───── Input data ─────
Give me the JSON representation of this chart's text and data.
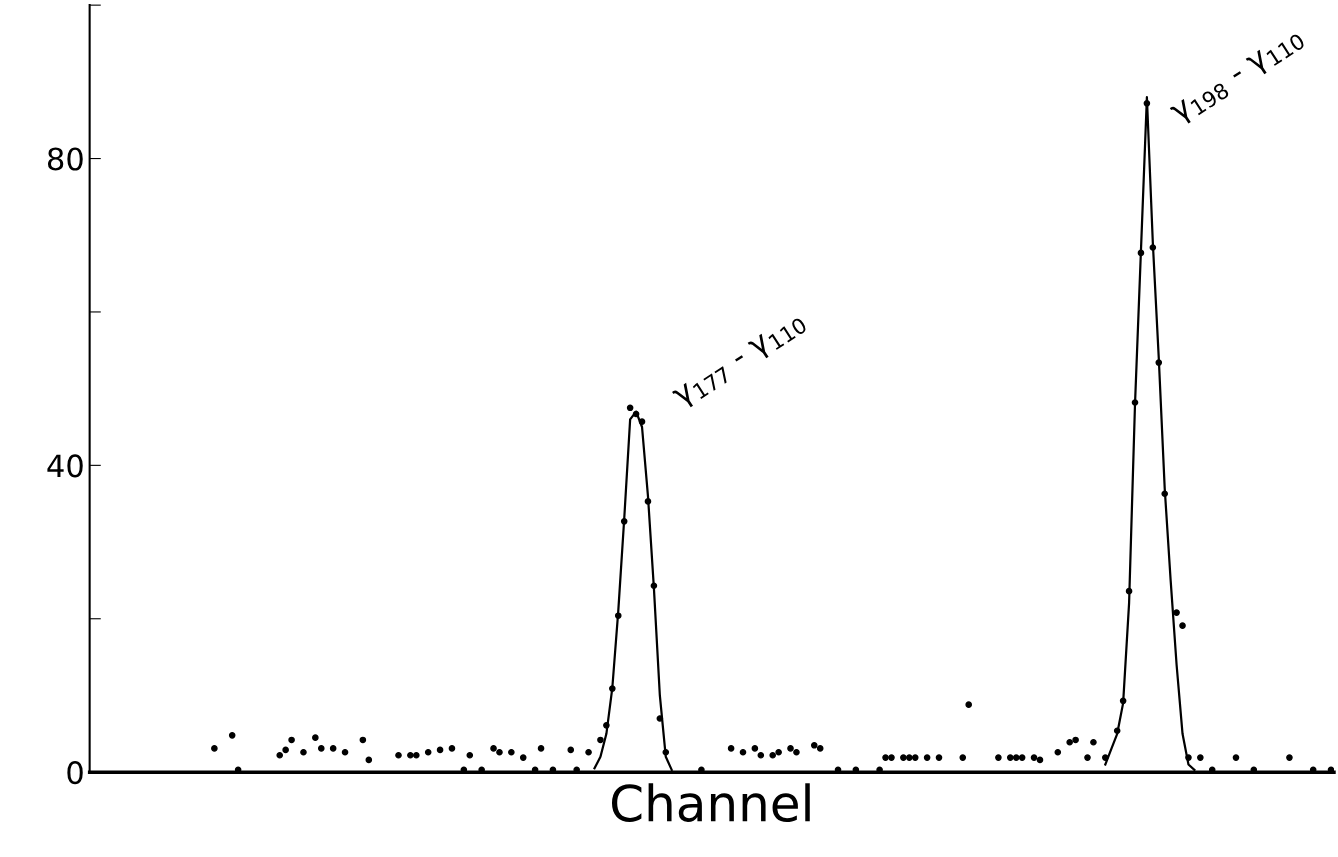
{
  "chart_data": {
    "type": "scatter",
    "xlabel": "Channel",
    "categories": [
      null,
      null,
      null,
      null,
      null,
      null,
      null,
      null,
      null,
      null,
      null,
      null,
      null,
      null,
      null,
      null,
      null,
      null,
      null,
      null,
      null,
      null,
      null,
      null,
      null,
      null,
      null,
      null,
      null,
      null,
      null,
      null,
      null,
      null,
      null,
      null,
      null,
      null,
      null,
      null,
      null,
      null,
      null,
      null,
      null,
      null,
      null,
      null,
      null,
      null,
      null,
      null,
      null,
      null,
      null,
      null,
      null,
      null,
      null,
      null,
      null,
      null,
      null,
      null,
      null,
      null,
      null,
      null,
      null,
      null,
      null,
      null,
      null,
      null,
      null,
      null,
      null,
      null,
      null,
      null,
      null,
      null,
      null,
      null,
      null,
      null,
      null,
      null,
      null,
      null,
      null,
      null,
      null,
      null,
      null,
      null,
      null,
      null,
      null,
      null,
      null,
      null,
      null,
      null,
      null,
      null,
      null,
      null,
      null,
      null,
      null,
      null,
      null,
      null,
      null,
      null,
      null,
      null,
      null,
      null,
      null,
      null,
      null,
      null,
      null,
      null,
      null,
      null,
      null,
      null,
      null,
      null,
      null,
      null,
      null,
      null,
      null,
      null,
      null,
      null,
      null,
      null,
      null,
      null,
      null,
      null,
      null,
      null,
      null,
      null,
      null,
      null,
      null,
      null,
      null,
      null,
      null,
      null,
      null,
      null,
      null,
      null,
      null,
      null,
      null,
      null,
      null,
      null,
      null,
      null,
      null,
      null,
      null,
      null,
      null,
      null,
      null,
      null,
      null,
      null,
      null,
      null,
      null,
      null,
      null,
      null,
      null,
      null,
      null,
      null,
      null,
      null,
      null,
      null,
      null,
      null,
      null,
      null,
      null,
      null,
      null,
      null,
      null,
      null,
      null,
      null,
      null,
      null,
      null
    ],
    "series": [
      {
        "color": "#000000",
        "marker": "circle",
        "values": [
          null,
          null,
          null,
          null,
          null,
          null,
          null,
          null,
          null,
          null,
          null,
          null,
          null,
          null,
          null,
          null,
          null,
          null,
          null,
          null,
          3.1,
          null,
          null,
          4.8,
          0.3,
          null,
          null,
          null,
          null,
          null,
          null,
          2.2,
          2.9,
          4.2,
          null,
          2.6,
          null,
          4.5,
          3.1,
          null,
          3.1,
          null,
          2.6,
          null,
          null,
          4.2,
          1.6,
          null,
          null,
          null,
          null,
          2.2,
          null,
          2.2,
          2.2,
          null,
          2.6,
          null,
          2.9,
          null,
          3.1,
          null,
          0.3,
          2.2,
          null,
          0.3,
          null,
          3.1,
          2.6,
          null,
          2.6,
          null,
          1.9,
          null,
          0.3,
          3.1,
          null,
          0.3,
          null,
          null,
          2.9,
          0.3,
          null,
          2.6,
          null,
          4.2,
          6.1,
          10.9,
          20.4,
          32.7,
          47.5,
          46.7,
          45.7,
          35.3,
          24.3,
          7.0,
          2.6,
          null,
          null,
          null,
          null,
          null,
          0.3,
          null,
          null,
          null,
          null,
          3.1,
          null,
          2.6,
          null,
          3.1,
          2.2,
          null,
          2.2,
          2.6,
          null,
          3.1,
          2.6,
          null,
          null,
          3.5,
          3.1,
          null,
          null,
          0.3,
          null,
          null,
          0.3,
          null,
          null,
          null,
          0.3,
          1.9,
          1.9,
          null,
          1.9,
          1.9,
          1.9,
          null,
          1.9,
          null,
          1.9,
          null,
          null,
          null,
          1.9,
          8.8,
          null,
          null,
          null,
          null,
          1.9,
          null,
          1.9,
          1.9,
          1.9,
          null,
          1.9,
          1.6,
          null,
          null,
          2.6,
          null,
          3.9,
          4.2,
          null,
          1.9,
          3.9,
          null,
          1.9,
          null,
          5.4,
          9.3,
          23.6,
          48.2,
          67.7,
          87.2,
          68.4,
          53.4,
          36.3,
          null,
          20.8,
          19.1,
          1.9,
          null,
          1.9,
          null,
          0.3,
          null,
          null,
          null,
          1.9,
          null,
          null,
          0.3,
          null,
          null,
          null,
          null,
          null,
          1.9,
          null,
          null,
          null,
          0.3,
          null,
          null,
          0.3
        ]
      },
      {
        "type": "line",
        "color": "#000000",
        "marker": "none",
        "values": [
          null,
          null,
          null,
          null,
          null,
          null,
          null,
          null,
          null,
          null,
          null,
          null,
          null,
          null,
          null,
          null,
          null,
          null,
          null,
          null,
          null,
          null,
          null,
          null,
          null,
          null,
          null,
          null,
          null,
          null,
          null,
          null,
          null,
          null,
          null,
          null,
          null,
          null,
          null,
          null,
          null,
          null,
          null,
          null,
          null,
          null,
          null,
          null,
          null,
          null,
          null,
          null,
          null,
          null,
          null,
          null,
          null,
          null,
          null,
          null,
          null,
          null,
          null,
          null,
          null,
          null,
          null,
          null,
          null,
          null,
          null,
          null,
          null,
          null,
          null,
          null,
          null,
          null,
          null,
          null,
          null,
          null,
          null,
          null,
          0.5,
          2,
          5,
          11,
          21,
          33,
          46,
          47,
          45,
          36,
          24,
          10,
          2,
          0.3,
          null,
          null,
          null,
          null,
          null,
          null,
          null,
          null,
          null,
          null,
          null,
          null,
          null,
          null,
          null,
          null,
          null,
          null,
          null,
          null,
          null,
          null,
          null,
          null,
          null,
          null,
          null,
          null,
          null,
          null,
          null,
          null,
          null,
          null,
          null,
          null,
          null,
          null,
          null,
          null,
          null,
          null,
          null,
          null,
          null,
          null,
          null,
          null,
          null,
          null,
          null,
          null,
          null,
          null,
          null,
          null,
          null,
          null,
          null,
          null,
          null,
          null,
          null,
          null,
          null,
          null,
          null,
          null,
          null,
          null,
          null,
          null,
          1,
          3,
          5,
          9,
          22,
          48,
          68,
          88,
          69,
          54,
          37,
          25,
          14,
          5,
          1,
          0.3,
          null,
          null,
          null,
          null,
          null,
          null,
          null,
          null,
          null,
          null,
          null,
          null,
          null,
          null,
          null,
          null,
          null,
          null,
          null,
          null,
          null,
          null,
          null
        ]
      }
    ],
    "ylim": [
      0,
      100
    ],
    "yticks": [
      0,
      {
        "value": 20,
        "label": null
      },
      40,
      {
        "value": 60,
        "label": null
      },
      80,
      {
        "value": 100,
        "label": null
      }
    ],
    "tick_labels": "y",
    "grid": false,
    "annotations": [
      "γ$_{177}$ - γ$_{110}$",
      "γ$_{198}$ - γ$_{110}$"
    ]
  }
}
─────
[What is needed]:
Leaving out the pictures, repeat the data above exactly.

[Completed exercise]:
Give me the JSON representation of this chart's text and data.
{
  "chart_data": {
    "type": "scatter",
    "xlabel": "Channel",
    "categories": [
      null,
      null,
      null,
      null,
      null,
      null,
      null,
      null,
      null,
      null,
      null,
      null,
      null,
      null,
      null,
      null,
      null,
      null,
      null,
      null,
      null,
      null,
      null,
      null,
      null,
      null,
      null,
      null,
      null,
      null,
      null,
      null,
      null,
      null,
      null,
      null,
      null,
      null,
      null,
      null,
      null,
      null,
      null,
      null,
      null,
      null,
      null,
      null,
      null,
      null,
      null,
      null,
      null,
      null,
      null,
      null,
      null,
      null,
      null,
      null,
      null,
      null,
      null,
      null,
      null,
      null,
      null,
      null,
      null,
      null,
      null,
      null,
      null,
      null,
      null,
      null,
      null,
      null,
      null,
      null,
      null,
      null,
      null,
      null,
      null,
      null,
      null,
      null,
      null,
      null,
      null,
      null,
      null,
      null,
      null,
      null,
      null,
      null,
      null,
      null,
      null,
      null,
      null,
      null,
      null,
      null,
      null,
      null,
      null,
      null,
      null,
      null,
      null,
      null,
      null,
      null,
      null,
      null,
      null,
      null,
      null,
      null,
      null,
      null,
      null,
      null,
      null,
      null,
      null,
      null,
      null,
      null,
      null,
      null,
      null,
      null,
      null,
      null,
      null,
      null,
      null,
      null,
      null,
      null,
      null,
      null,
      null,
      null,
      null,
      null,
      null,
      null,
      null,
      null,
      null,
      null,
      null,
      null,
      null,
      null,
      null,
      null,
      null,
      null,
      null,
      null,
      null,
      null,
      null,
      null,
      null,
      null,
      null,
      null,
      null,
      null,
      null,
      null,
      null,
      null,
      null,
      null,
      null,
      null,
      null,
      null,
      null,
      null,
      null,
      null,
      null,
      null,
      null,
      null,
      null,
      null,
      null,
      null,
      null,
      null,
      null,
      null,
      null,
      null,
      null,
      null,
      null,
      null,
      null
    ],
    "series": [
      {
        "color": "#000000",
        "marker": "circle",
        "values": [
          null,
          null,
          null,
          null,
          null,
          null,
          null,
          null,
          null,
          null,
          null,
          null,
          null,
          null,
          null,
          null,
          null,
          null,
          null,
          null,
          3.1,
          null,
          null,
          4.8,
          0.3,
          null,
          null,
          null,
          null,
          null,
          null,
          2.2,
          2.9,
          4.2,
          null,
          2.6,
          null,
          4.5,
          3.1,
          null,
          3.1,
          null,
          2.6,
          null,
          null,
          4.2,
          1.6,
          null,
          null,
          null,
          null,
          2.2,
          null,
          2.2,
          2.2,
          null,
          2.6,
          null,
          2.9,
          null,
          3.1,
          null,
          0.3,
          2.2,
          null,
          0.3,
          null,
          3.1,
          2.6,
          null,
          2.6,
          null,
          1.9,
          null,
          0.3,
          3.1,
          null,
          0.3,
          null,
          null,
          2.9,
          0.3,
          null,
          2.6,
          null,
          4.2,
          6.1,
          10.9,
          20.4,
          32.7,
          47.5,
          46.7,
          45.7,
          35.3,
          24.3,
          7.0,
          2.6,
          null,
          null,
          null,
          null,
          null,
          0.3,
          null,
          null,
          null,
          null,
          3.1,
          null,
          2.6,
          null,
          3.1,
          2.2,
          null,
          2.2,
          2.6,
          null,
          3.1,
          2.6,
          null,
          null,
          3.5,
          3.1,
          null,
          null,
          0.3,
          null,
          null,
          0.3,
          null,
          null,
          null,
          0.3,
          1.9,
          1.9,
          null,
          1.9,
          1.9,
          1.9,
          null,
          1.9,
          null,
          1.9,
          null,
          null,
          null,
          1.9,
          8.8,
          null,
          null,
          null,
          null,
          1.9,
          null,
          1.9,
          1.9,
          1.9,
          null,
          1.9,
          1.6,
          null,
          null,
          2.6,
          null,
          3.9,
          4.2,
          null,
          1.9,
          3.9,
          null,
          1.9,
          null,
          5.4,
          9.3,
          23.6,
          48.2,
          67.7,
          87.2,
          68.4,
          53.4,
          36.3,
          null,
          20.8,
          19.1,
          1.9,
          null,
          1.9,
          null,
          0.3,
          null,
          null,
          null,
          1.9,
          null,
          null,
          0.3,
          null,
          null,
          null,
          null,
          null,
          1.9,
          null,
          null,
          null,
          0.3,
          null,
          null,
          0.3
        ]
      },
      {
        "type": "line",
        "color": "#000000",
        "marker": "none",
        "values": [
          null,
          null,
          null,
          null,
          null,
          null,
          null,
          null,
          null,
          null,
          null,
          null,
          null,
          null,
          null,
          null,
          null,
          null,
          null,
          null,
          null,
          null,
          null,
          null,
          null,
          null,
          null,
          null,
          null,
          null,
          null,
          null,
          null,
          null,
          null,
          null,
          null,
          null,
          null,
          null,
          null,
          null,
          null,
          null,
          null,
          null,
          null,
          null,
          null,
          null,
          null,
          null,
          null,
          null,
          null,
          null,
          null,
          null,
          null,
          null,
          null,
          null,
          null,
          null,
          null,
          null,
          null,
          null,
          null,
          null,
          null,
          null,
          null,
          null,
          null,
          null,
          null,
          null,
          null,
          null,
          null,
          null,
          null,
          null,
          0.5,
          2,
          5,
          11,
          21,
          33,
          46,
          47,
          45,
          36,
          24,
          10,
          2,
          0.3,
          null,
          null,
          null,
          null,
          null,
          null,
          null,
          null,
          null,
          null,
          null,
          null,
          null,
          null,
          null,
          null,
          null,
          null,
          null,
          null,
          null,
          null,
          null,
          null,
          null,
          null,
          null,
          null,
          null,
          null,
          null,
          null,
          null,
          null,
          null,
          null,
          null,
          null,
          null,
          null,
          null,
          null,
          null,
          null,
          null,
          null,
          null,
          null,
          null,
          null,
          null,
          null,
          null,
          null,
          null,
          null,
          null,
          null,
          null,
          null,
          null,
          null,
          null,
          null,
          null,
          null,
          null,
          null,
          null,
          null,
          null,
          null,
          1,
          3,
          5,
          9,
          22,
          48,
          68,
          88,
          69,
          54,
          37,
          25,
          14,
          5,
          1,
          0.3,
          null,
          null,
          null,
          null,
          null,
          null,
          null,
          null,
          null,
          null,
          null,
          null,
          null,
          null,
          null,
          null,
          null,
          null,
          null,
          null,
          null,
          null,
          null
        ]
      }
    ],
    "ylim": [
      0,
      100
    ],
    "yticks": [
      0,
      {
        "value": 20,
        "label": null
      },
      40,
      {
        "value": 60,
        "label": null
      },
      80,
      {
        "value": 100,
        "label": null
      }
    ],
    "tick_labels": "y",
    "grid": false,
    "annotations": [
      "γ$_{177}$ - γ$_{110}$",
      "γ$_{198}$ - γ$_{110}$"
    ]
  }
}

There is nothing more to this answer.